Task requirements
(A) According to the article on the 2017 Canadian Biennial, which organization supports the exhibition?
(B) Repeat word for word the part of the article on the 2017 Canadian Biennial that begins at the words "Running through March" and ends after the words "by RBC Foundation.".

Reading passage
——————

2017 Canadian Biennial Unveiled At National Gallery of Canada

Canadian Biennial

The 2017 Canadian Biennial opens today at the National Gallery of Canada. More than 100 recent acquisitions of Canadian and Indigenous contemporary art – including, for the first time, international artworks by more than 50 artists are on display from 19 October 2017, to March 18, 2018.

The Canadian Biennial features over 50 artists and more than 100 works covering a diverse spectrum of contemporary production

The fourth of the Gallery’s Biennial exhibitions that present selected recent acquisitions of Canadian and Indigenous contemporary art, the 2017 edition also includes international artworks for the first time. The exhibition features over 50 artists and more than 100 works covering a diverse spectrum of contemporary production from painting, sculpture, and photography, to the drawing, printmaking, video and large-scale mixed media installations.

Running through March 18, 2018, the Biennial visualizes a current moment in art-making as viewed through the filters of the Gallery’s national collection and the research, travels and dialogues of curators working in the departments of Contemporary Art, Indigenous Art, and the Canadian Photography Institute. All of the works in the exhibition were acquired by the Gallery through purchase or donation between April 2014 and June 2017. The 2017 Canadian Biennial is generously supported by RBC Foundation.

——————

Data lines
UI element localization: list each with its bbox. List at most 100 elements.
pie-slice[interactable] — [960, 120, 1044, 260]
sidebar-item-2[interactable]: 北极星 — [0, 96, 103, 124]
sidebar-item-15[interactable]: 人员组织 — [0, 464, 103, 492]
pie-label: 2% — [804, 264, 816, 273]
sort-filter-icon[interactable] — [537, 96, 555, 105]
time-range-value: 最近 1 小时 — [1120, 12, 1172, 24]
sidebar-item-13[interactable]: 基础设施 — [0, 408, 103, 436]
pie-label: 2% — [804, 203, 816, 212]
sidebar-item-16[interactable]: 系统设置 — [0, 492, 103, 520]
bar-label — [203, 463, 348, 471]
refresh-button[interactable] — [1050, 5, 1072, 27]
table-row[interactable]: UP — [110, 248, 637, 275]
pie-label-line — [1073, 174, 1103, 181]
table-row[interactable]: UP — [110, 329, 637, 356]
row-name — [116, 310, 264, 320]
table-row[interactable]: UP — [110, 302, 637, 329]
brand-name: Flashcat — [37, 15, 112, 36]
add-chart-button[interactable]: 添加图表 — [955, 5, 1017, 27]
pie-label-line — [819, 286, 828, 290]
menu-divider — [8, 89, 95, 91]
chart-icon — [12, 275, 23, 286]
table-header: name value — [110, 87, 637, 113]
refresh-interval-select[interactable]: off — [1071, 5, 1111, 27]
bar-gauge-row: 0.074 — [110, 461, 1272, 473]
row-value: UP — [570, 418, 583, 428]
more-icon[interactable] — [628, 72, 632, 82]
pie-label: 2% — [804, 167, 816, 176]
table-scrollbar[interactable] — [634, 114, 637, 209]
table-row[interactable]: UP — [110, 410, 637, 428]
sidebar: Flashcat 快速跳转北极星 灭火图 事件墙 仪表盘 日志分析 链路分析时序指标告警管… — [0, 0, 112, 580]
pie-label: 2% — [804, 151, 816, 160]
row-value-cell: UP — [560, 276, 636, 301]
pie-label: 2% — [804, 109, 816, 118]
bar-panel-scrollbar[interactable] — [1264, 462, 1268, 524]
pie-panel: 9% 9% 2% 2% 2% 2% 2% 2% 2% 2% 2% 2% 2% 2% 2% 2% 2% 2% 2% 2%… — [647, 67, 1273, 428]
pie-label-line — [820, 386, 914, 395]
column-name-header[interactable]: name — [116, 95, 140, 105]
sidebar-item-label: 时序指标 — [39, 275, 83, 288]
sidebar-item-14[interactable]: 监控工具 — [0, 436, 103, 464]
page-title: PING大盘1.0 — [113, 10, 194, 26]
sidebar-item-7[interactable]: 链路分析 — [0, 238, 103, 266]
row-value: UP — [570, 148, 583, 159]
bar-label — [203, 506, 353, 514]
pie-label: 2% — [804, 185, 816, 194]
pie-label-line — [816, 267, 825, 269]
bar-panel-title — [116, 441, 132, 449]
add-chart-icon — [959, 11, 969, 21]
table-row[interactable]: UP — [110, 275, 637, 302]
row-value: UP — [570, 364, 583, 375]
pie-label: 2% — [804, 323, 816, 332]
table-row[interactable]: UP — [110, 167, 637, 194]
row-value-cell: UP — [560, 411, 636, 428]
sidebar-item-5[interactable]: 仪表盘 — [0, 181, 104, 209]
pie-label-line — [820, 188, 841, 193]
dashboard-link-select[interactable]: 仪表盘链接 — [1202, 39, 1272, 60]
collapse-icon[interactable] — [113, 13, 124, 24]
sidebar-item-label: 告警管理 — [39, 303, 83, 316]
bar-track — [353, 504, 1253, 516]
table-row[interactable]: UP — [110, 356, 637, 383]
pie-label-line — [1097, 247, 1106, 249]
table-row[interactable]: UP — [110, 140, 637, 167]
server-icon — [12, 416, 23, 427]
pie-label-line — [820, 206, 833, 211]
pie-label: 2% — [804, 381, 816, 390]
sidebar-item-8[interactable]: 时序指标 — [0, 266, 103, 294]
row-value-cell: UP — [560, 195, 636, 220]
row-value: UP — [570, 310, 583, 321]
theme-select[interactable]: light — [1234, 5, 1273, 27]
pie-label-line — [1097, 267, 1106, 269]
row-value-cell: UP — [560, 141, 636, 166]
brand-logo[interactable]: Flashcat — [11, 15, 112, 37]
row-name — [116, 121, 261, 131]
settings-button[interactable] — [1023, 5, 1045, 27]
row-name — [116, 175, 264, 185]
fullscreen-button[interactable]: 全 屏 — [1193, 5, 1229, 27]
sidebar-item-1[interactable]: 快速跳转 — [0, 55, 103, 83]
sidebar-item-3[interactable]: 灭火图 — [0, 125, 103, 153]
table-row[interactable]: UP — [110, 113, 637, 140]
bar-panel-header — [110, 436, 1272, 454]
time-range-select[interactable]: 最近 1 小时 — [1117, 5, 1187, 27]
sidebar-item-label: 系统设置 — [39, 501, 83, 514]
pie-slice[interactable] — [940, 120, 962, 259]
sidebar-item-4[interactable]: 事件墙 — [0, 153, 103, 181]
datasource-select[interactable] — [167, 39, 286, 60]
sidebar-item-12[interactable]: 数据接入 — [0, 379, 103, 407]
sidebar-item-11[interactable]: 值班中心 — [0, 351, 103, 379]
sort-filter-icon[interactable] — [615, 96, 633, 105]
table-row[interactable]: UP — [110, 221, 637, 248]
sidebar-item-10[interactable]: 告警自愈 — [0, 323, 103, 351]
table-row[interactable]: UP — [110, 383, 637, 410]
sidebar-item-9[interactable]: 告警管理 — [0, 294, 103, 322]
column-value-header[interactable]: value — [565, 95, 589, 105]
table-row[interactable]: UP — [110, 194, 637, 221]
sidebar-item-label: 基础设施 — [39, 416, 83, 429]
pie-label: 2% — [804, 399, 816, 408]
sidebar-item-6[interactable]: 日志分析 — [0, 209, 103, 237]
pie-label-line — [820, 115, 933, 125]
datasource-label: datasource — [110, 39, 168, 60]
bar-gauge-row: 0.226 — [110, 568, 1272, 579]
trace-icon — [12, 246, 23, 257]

——————

Solved problems
(A) RBC Foundation

(B)
Running through March 18, 2018, the Biennial visualizes a current moment in art-making as viewed through the filters of the Gallery’s national collection and the research, travels and dialogues of curators working in the departments of Contemporary Art, Indigenous Art, and the Canadian Photography Institute. All of the works in the exhibition were acquired by the Gallery through purchase or donation between April 2014 and June 2017. The 2017 Canadian Biennial is generously supported by RBC Foundation.